- _AIM_
Extract every line of the material that holds the string "клинических".

- _GIVEN RECORDS_
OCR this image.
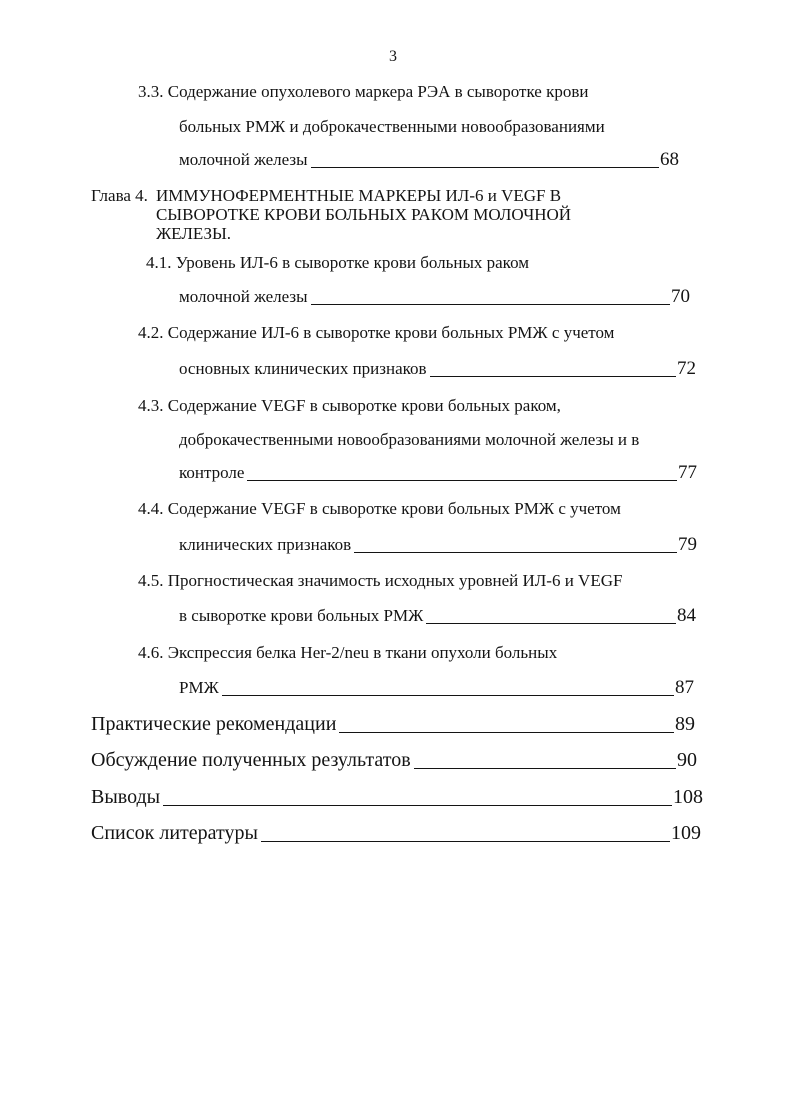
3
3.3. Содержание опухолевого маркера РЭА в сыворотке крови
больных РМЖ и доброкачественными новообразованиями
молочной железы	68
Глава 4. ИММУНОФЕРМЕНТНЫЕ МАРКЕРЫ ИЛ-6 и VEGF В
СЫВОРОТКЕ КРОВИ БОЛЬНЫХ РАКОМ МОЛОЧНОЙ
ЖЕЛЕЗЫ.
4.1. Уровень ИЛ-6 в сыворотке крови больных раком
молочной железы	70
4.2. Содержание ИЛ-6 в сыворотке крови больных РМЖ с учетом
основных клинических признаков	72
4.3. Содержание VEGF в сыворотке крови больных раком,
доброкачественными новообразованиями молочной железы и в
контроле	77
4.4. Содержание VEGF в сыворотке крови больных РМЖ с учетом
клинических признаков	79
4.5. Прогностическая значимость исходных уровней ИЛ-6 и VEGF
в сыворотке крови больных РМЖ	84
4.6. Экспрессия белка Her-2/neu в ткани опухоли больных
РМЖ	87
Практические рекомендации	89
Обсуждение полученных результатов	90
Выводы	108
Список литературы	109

---

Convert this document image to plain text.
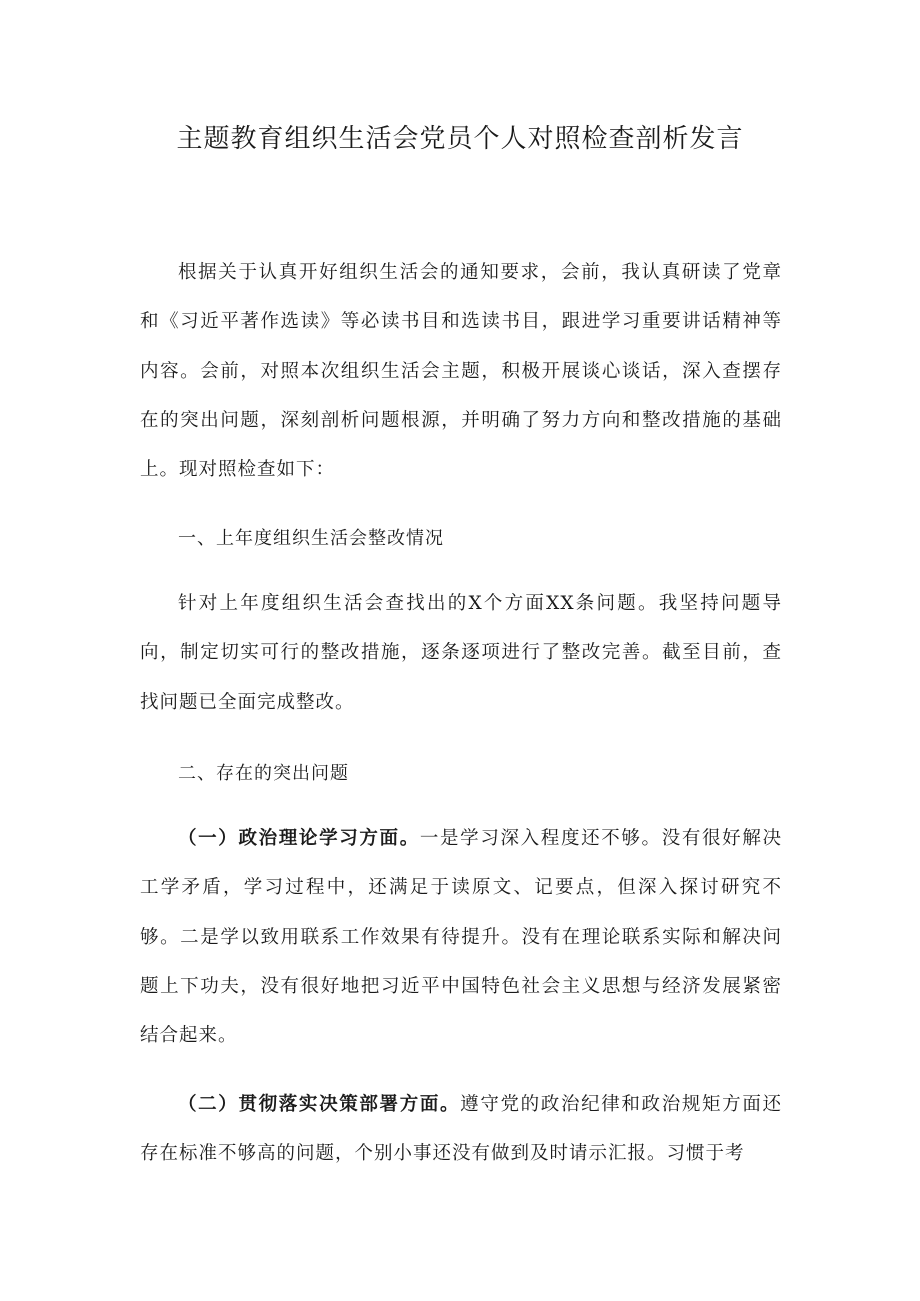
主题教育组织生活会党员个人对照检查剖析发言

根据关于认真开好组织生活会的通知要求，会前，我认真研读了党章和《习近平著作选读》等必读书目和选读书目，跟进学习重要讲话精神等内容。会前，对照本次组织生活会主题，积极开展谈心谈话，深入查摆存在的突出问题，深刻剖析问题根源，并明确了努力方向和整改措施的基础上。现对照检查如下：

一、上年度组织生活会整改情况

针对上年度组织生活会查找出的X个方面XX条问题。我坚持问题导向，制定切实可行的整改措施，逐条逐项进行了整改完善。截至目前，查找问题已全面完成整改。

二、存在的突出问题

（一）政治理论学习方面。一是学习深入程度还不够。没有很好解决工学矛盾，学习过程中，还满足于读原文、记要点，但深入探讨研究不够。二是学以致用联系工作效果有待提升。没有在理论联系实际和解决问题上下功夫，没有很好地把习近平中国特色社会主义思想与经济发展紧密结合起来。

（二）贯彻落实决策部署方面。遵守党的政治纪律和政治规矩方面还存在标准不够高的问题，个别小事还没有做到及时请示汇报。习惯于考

- _THE COMPLETED TASK_
основных клинических признаков	72
клинических признаков	79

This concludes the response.